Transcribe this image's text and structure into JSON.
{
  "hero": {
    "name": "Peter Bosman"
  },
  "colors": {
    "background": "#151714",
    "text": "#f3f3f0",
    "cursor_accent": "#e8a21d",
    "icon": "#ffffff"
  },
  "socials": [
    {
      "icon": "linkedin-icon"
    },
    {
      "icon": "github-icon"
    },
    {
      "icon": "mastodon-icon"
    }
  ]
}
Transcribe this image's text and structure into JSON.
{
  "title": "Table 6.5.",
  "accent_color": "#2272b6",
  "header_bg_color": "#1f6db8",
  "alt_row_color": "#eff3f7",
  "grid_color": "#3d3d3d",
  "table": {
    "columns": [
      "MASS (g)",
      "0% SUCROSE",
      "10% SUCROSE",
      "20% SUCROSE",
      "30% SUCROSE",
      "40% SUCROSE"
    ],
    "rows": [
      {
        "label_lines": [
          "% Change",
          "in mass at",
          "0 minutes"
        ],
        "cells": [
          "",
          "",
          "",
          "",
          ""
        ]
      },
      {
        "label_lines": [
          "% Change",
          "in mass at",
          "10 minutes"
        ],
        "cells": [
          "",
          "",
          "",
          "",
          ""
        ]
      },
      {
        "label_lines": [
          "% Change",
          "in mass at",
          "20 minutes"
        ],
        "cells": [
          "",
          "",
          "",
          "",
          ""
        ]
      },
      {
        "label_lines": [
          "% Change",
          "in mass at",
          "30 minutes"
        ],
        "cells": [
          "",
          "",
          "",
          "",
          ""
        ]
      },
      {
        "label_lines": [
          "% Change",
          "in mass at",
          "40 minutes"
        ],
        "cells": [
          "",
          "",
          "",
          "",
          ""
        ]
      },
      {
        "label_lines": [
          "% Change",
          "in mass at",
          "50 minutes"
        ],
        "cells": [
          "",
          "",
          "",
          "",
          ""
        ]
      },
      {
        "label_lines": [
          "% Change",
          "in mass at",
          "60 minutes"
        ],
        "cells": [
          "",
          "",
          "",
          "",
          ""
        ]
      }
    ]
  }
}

★ ★ ★ ★

■ **Written instruction**
Give all of the entries again, word for word.

■ **Correct answer**
Transcribe this image's text and structure into JSON.
{
  "hero": {
    "name": "Peter Bosman"
  },
  "colors": {
    "background": "#151714",
    "text": "#f3f3f0",
    "cursor_accent": "#e8a21d",
    "icon": "#ffffff"
  },
  "socials": [
    {
      "icon": "linkedin-icon"
    },
    {
      "icon": "github-icon"
    },
    {
      "icon": "mastodon-icon"
    }
  ]
}
Transcribe this image's text and structure into JSON.
{
  "title": "Table 6.5.",
  "accent_color": "#2272b6",
  "header_bg_color": "#1f6db8",
  "alt_row_color": "#eff3f7",
  "grid_color": "#3d3d3d",
  "table": {
    "columns": [
      "MASS (g)",
      "0% SUCROSE",
      "10% SUCROSE",
      "20% SUCROSE",
      "30% SUCROSE",
      "40% SUCROSE"
    ],
    "rows": [
      {
        "label_lines": [
          "% Change",
          "in mass at",
          "0 minutes"
        ],
        "cells": [
          "",
          "",
          "",
          "",
          ""
        ]
      },
      {
        "label_lines": [
          "% Change",
          "in mass at",
          "10 minutes"
        ],
        "cells": [
          "",
          "",
          "",
          "",
          ""
        ]
      },
      {
        "label_lines": [
          "% Change",
          "in mass at",
          "20 minutes"
        ],
        "cells": [
          "",
          "",
          "",
          "",
          ""
        ]
      },
      {
        "label_lines": [
          "% Change",
          "in mass at",
          "30 minutes"
        ],
        "cells": [
          "",
          "",
          "",
          "",
          ""
        ]
      },
      {
        "label_lines": [
          "% Change",
          "in mass at",
          "40 minutes"
        ],
        "cells": [
          "",
          "",
          "",
          "",
          ""
        ]
      },
      {
        "label_lines": [
          "% Change",
          "in mass at",
          "50 minutes"
        ],
        "cells": [
          "",
          "",
          "",
          "",
          ""
        ]
      },
      {
        "label_lines": [
          "% Change",
          "in mass at",
          "60 minutes"
        ],
        "cells": [
          "",
          "",
          "",
          "",
          ""
        ]
      }
    ]
  }
}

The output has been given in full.